BEGIN Data shown
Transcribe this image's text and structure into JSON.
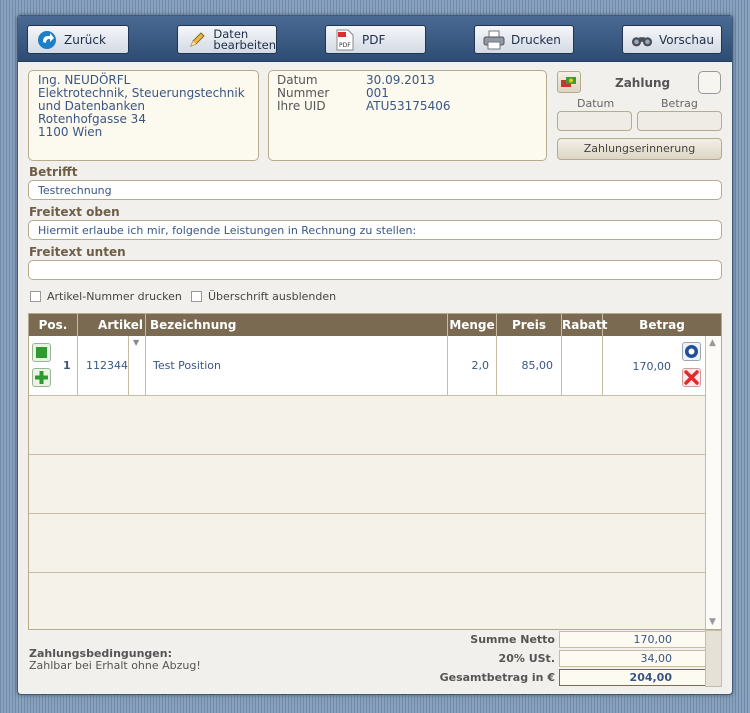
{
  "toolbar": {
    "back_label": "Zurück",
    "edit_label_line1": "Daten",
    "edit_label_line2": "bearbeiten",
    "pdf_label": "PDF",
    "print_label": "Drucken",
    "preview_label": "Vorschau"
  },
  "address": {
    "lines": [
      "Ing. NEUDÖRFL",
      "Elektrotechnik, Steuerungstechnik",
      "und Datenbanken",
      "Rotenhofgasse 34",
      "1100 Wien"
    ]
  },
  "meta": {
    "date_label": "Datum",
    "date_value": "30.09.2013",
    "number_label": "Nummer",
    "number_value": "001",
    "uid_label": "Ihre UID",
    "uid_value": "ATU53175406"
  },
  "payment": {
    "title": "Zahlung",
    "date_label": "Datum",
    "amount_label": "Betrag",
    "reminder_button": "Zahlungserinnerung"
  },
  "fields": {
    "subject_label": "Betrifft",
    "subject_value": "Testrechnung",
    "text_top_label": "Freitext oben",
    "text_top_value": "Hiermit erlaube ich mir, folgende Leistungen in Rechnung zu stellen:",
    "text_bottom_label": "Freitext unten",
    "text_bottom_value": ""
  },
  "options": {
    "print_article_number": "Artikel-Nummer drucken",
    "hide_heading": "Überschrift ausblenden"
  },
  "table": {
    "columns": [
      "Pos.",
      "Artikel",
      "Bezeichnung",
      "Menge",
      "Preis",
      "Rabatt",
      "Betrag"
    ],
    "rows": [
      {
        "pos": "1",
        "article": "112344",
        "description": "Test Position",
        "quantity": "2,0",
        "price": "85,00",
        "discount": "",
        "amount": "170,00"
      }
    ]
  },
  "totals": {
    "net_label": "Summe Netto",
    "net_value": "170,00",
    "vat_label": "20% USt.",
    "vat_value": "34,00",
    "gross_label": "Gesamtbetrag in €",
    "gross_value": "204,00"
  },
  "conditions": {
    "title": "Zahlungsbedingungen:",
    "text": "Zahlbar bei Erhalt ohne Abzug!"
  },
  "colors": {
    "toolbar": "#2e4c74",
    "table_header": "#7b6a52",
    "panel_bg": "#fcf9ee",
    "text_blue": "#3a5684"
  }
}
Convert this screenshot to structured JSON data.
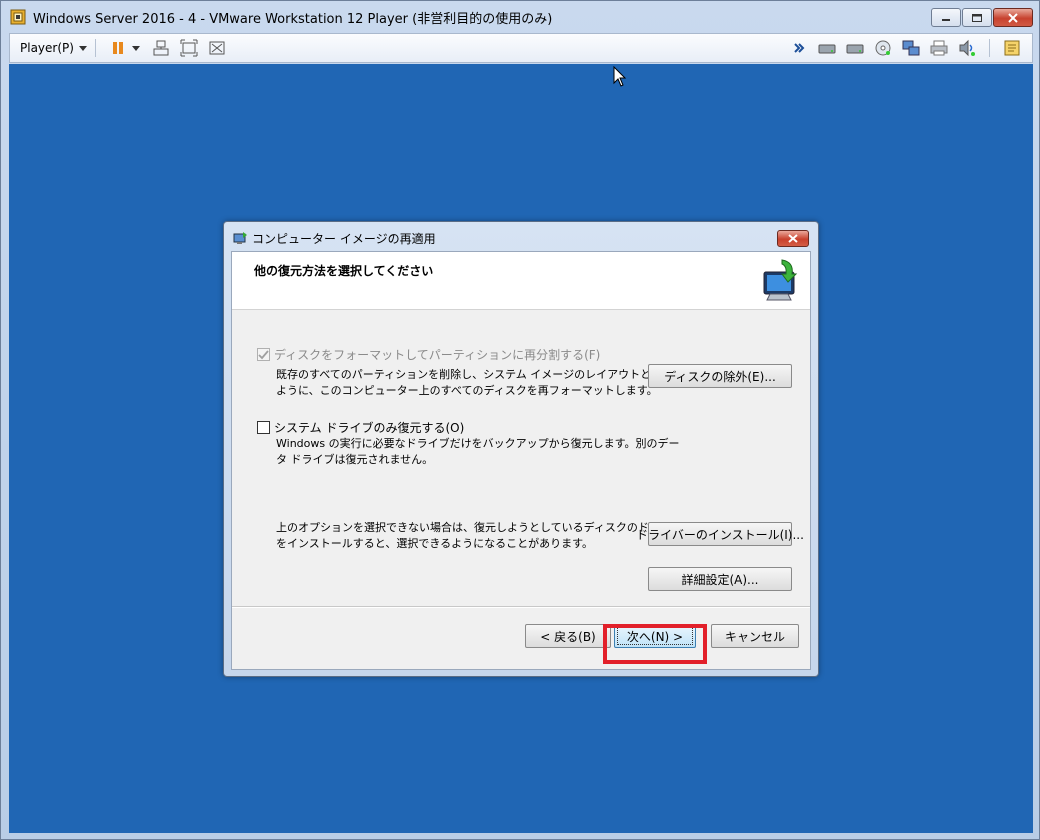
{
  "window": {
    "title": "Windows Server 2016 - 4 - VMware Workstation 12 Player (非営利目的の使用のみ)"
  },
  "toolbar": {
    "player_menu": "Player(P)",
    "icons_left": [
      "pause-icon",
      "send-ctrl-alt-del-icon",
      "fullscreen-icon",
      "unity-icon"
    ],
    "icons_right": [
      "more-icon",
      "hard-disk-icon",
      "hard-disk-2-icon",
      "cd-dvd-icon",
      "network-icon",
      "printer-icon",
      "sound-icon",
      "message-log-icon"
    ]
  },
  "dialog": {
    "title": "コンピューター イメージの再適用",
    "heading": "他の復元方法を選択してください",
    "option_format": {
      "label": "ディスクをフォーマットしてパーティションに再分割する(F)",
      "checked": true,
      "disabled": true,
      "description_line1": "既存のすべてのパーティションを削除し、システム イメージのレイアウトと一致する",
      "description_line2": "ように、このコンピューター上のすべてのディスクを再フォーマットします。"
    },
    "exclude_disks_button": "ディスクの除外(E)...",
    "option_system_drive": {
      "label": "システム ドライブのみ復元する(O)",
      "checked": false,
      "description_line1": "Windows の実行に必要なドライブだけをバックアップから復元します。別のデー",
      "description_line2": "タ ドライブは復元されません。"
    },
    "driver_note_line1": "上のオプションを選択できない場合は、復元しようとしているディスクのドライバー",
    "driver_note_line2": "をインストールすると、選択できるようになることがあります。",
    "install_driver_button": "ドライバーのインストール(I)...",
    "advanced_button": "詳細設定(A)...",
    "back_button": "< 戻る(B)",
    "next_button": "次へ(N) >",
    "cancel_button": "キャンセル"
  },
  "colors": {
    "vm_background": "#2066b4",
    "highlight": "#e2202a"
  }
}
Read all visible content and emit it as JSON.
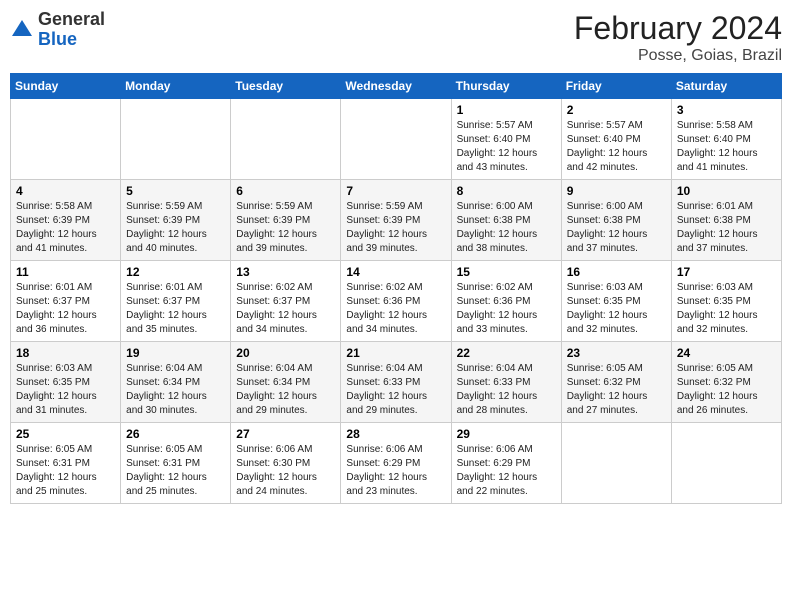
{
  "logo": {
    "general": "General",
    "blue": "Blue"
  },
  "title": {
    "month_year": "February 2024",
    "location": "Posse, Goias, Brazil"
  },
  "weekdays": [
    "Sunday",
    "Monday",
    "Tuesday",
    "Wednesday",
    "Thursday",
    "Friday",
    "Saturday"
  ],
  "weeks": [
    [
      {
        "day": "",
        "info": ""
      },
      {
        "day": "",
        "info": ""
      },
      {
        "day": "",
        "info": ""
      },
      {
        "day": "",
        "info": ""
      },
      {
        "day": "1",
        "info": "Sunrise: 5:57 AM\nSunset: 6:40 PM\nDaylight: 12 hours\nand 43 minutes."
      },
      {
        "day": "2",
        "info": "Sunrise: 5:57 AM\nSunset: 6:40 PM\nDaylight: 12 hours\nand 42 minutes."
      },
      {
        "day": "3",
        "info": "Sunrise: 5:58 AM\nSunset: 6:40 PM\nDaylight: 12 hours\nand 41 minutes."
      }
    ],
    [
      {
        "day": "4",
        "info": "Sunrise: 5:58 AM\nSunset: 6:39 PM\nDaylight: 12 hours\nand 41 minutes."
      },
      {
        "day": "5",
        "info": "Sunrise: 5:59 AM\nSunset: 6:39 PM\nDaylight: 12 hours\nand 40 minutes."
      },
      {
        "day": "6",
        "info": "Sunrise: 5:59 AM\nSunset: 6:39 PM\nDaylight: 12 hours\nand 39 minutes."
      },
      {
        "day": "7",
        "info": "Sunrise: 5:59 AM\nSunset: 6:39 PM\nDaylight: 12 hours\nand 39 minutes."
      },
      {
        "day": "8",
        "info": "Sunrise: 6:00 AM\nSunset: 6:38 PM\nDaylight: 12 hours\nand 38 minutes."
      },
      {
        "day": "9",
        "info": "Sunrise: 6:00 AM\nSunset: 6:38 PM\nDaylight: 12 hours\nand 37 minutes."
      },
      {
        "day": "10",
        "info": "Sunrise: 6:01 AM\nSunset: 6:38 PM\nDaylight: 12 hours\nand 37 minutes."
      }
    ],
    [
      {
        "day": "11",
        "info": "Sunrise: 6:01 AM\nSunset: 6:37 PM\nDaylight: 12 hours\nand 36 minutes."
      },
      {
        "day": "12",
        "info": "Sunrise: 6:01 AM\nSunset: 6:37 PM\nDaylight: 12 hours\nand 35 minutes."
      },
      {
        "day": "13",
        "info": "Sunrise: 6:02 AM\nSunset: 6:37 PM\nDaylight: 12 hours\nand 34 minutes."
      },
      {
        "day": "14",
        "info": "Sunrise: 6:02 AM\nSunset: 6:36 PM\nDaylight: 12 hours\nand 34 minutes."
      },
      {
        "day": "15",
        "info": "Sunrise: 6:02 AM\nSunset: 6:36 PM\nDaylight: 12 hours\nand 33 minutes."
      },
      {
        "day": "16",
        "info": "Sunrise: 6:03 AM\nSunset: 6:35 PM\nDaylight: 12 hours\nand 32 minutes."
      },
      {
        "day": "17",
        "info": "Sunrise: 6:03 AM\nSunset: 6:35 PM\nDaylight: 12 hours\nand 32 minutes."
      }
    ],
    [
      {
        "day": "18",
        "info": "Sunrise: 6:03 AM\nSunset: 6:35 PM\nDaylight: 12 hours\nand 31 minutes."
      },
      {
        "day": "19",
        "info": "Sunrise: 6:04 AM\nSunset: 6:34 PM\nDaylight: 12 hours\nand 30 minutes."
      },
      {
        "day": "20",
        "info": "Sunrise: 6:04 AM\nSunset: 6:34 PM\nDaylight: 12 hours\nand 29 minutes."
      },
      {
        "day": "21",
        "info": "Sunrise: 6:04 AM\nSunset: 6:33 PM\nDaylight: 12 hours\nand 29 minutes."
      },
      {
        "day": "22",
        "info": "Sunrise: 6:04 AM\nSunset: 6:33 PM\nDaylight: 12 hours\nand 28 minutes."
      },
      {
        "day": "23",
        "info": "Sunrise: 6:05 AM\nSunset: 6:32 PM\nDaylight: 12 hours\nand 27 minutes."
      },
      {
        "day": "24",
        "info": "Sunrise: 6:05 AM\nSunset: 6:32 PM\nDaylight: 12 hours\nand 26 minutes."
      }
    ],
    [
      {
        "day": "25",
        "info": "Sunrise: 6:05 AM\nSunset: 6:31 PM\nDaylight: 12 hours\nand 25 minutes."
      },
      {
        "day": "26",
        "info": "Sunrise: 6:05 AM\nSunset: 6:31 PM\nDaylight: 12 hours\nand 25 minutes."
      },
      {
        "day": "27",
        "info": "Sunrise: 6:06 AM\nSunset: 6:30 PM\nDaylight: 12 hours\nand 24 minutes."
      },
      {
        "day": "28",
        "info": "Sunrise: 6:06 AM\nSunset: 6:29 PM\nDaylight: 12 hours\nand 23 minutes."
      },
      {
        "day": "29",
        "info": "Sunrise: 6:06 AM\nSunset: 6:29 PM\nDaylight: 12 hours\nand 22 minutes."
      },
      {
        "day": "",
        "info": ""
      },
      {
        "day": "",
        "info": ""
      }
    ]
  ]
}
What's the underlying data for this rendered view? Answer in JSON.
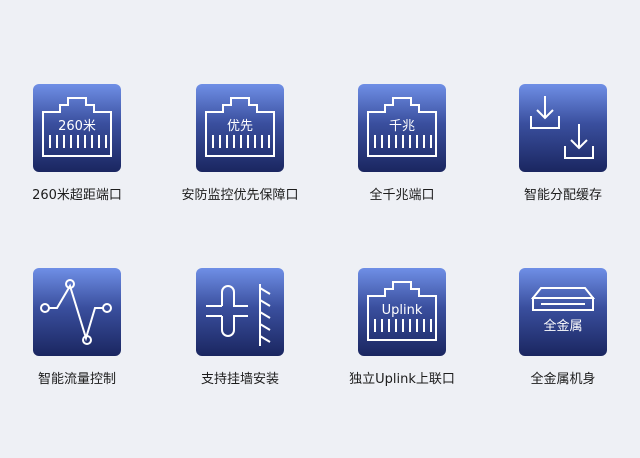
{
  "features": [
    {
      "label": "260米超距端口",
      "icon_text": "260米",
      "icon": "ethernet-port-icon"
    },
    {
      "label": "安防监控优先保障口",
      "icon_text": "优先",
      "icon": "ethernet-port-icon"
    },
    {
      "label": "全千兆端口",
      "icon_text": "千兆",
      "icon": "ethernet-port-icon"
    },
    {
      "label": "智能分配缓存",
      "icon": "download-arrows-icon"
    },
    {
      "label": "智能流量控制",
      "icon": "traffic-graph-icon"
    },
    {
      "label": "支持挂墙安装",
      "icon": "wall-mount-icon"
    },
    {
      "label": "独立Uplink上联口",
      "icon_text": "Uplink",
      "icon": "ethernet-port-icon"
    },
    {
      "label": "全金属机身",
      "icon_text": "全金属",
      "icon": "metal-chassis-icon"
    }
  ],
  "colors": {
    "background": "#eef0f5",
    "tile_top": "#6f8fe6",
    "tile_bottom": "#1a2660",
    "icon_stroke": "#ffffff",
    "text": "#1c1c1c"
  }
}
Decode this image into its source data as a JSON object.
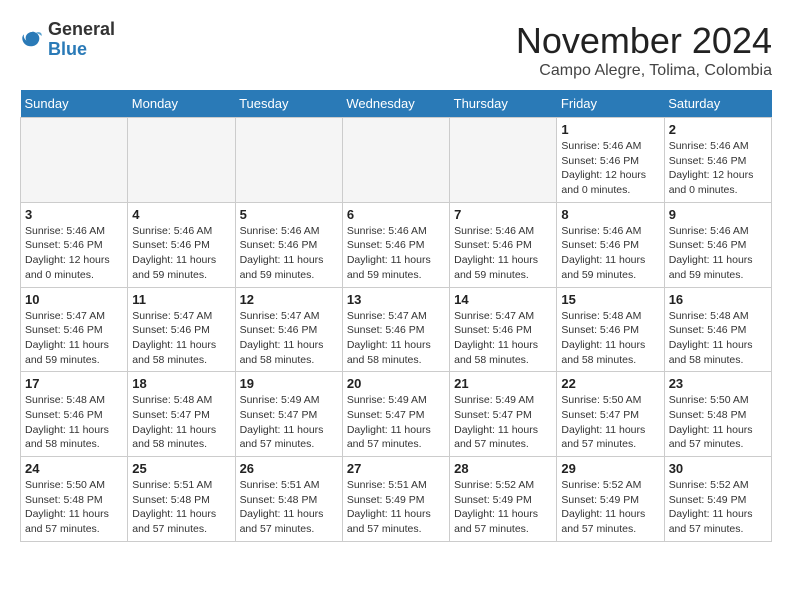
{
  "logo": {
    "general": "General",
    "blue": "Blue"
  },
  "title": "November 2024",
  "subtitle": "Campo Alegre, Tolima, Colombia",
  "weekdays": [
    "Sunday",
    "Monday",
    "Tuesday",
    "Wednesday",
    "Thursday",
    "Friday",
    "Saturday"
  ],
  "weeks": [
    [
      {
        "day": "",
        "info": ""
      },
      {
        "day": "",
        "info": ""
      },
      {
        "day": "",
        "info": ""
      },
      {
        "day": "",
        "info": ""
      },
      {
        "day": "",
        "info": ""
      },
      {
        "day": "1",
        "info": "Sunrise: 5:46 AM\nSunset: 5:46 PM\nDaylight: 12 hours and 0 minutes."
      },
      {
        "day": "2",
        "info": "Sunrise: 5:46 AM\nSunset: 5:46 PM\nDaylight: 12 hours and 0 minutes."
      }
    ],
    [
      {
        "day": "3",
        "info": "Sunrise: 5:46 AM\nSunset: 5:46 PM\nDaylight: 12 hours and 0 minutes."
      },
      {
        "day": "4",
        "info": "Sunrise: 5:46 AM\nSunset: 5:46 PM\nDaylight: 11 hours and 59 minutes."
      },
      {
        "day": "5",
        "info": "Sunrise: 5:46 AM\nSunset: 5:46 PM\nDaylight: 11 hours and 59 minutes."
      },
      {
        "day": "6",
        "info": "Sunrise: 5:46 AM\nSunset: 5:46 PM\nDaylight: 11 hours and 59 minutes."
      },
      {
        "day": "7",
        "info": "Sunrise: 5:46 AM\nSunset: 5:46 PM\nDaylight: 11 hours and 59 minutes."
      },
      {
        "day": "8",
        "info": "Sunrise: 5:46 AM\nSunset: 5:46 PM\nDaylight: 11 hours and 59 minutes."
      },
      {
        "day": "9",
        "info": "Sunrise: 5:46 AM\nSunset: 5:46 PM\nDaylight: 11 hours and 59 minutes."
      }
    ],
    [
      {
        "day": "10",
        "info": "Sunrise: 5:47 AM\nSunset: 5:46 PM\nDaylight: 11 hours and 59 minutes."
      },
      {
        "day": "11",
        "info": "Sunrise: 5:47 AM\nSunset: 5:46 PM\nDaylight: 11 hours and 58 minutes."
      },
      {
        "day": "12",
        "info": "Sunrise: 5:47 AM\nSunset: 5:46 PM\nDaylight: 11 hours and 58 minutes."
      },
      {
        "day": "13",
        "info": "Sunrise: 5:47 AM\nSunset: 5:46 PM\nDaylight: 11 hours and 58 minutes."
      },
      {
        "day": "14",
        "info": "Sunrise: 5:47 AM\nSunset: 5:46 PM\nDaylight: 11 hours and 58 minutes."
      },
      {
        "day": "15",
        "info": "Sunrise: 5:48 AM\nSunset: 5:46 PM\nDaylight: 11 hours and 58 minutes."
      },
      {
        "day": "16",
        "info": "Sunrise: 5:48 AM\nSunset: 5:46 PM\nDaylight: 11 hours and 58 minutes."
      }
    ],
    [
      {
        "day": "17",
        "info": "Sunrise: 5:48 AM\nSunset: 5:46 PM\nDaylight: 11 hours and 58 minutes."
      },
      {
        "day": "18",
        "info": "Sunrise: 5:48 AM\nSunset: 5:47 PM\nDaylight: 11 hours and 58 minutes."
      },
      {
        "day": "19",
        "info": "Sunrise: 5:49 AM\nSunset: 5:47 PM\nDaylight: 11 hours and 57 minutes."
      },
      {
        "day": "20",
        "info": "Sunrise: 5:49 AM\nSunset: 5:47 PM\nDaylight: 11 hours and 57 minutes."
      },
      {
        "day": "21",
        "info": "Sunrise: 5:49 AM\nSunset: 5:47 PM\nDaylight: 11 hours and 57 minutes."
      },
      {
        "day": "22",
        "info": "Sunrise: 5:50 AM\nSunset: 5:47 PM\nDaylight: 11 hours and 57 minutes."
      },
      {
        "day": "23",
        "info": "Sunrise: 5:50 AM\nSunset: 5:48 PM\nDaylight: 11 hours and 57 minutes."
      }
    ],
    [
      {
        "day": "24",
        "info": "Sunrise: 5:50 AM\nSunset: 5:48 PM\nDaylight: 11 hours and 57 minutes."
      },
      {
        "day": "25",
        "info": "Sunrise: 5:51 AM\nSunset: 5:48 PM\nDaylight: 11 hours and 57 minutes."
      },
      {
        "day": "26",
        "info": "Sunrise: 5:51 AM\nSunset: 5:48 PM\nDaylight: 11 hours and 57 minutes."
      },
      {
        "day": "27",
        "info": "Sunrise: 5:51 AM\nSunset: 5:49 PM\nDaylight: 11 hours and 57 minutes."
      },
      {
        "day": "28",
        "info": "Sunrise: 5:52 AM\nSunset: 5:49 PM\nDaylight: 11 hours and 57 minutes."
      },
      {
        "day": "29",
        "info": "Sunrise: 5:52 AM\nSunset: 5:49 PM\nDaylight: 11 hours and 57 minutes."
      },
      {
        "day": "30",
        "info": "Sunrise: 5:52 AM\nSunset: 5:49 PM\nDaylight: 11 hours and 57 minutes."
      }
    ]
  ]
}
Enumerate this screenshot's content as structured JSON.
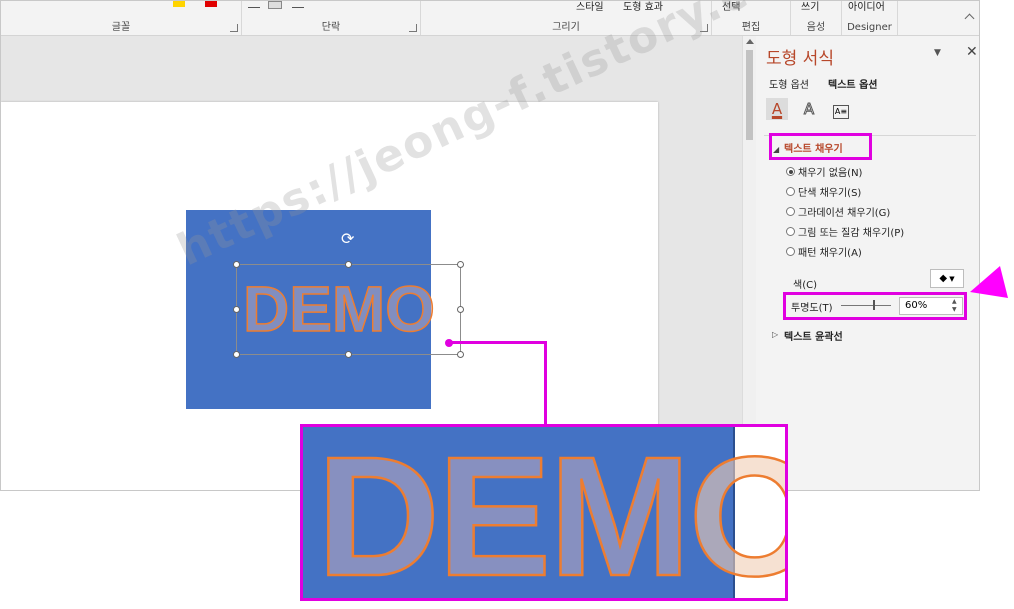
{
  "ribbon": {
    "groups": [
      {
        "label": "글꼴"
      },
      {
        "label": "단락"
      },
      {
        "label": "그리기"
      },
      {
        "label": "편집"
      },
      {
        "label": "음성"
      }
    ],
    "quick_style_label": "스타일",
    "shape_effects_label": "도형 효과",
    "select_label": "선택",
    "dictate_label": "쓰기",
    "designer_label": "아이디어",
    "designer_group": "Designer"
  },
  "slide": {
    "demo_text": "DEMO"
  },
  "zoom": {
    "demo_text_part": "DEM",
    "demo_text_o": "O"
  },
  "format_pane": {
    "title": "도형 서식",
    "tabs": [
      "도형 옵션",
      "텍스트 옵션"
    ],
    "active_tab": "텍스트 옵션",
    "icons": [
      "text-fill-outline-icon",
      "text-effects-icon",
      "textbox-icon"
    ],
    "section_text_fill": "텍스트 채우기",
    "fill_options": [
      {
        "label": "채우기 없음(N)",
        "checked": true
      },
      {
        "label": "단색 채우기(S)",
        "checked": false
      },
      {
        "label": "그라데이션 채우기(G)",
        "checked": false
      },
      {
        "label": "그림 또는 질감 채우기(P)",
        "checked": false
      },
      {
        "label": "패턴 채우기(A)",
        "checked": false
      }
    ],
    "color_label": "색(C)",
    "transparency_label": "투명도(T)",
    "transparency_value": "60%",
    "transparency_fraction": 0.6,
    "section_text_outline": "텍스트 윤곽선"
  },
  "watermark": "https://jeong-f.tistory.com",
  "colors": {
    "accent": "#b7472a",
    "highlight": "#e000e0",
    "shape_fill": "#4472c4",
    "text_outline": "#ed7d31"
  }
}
END Data shown
**Directions**: Working from the listing above, pick out every line that has "Freitext" and copy it.

**Answer to this task**:
    "text_top_label": "Freitext oben",
    "text_bottom_label": "Freitext unten",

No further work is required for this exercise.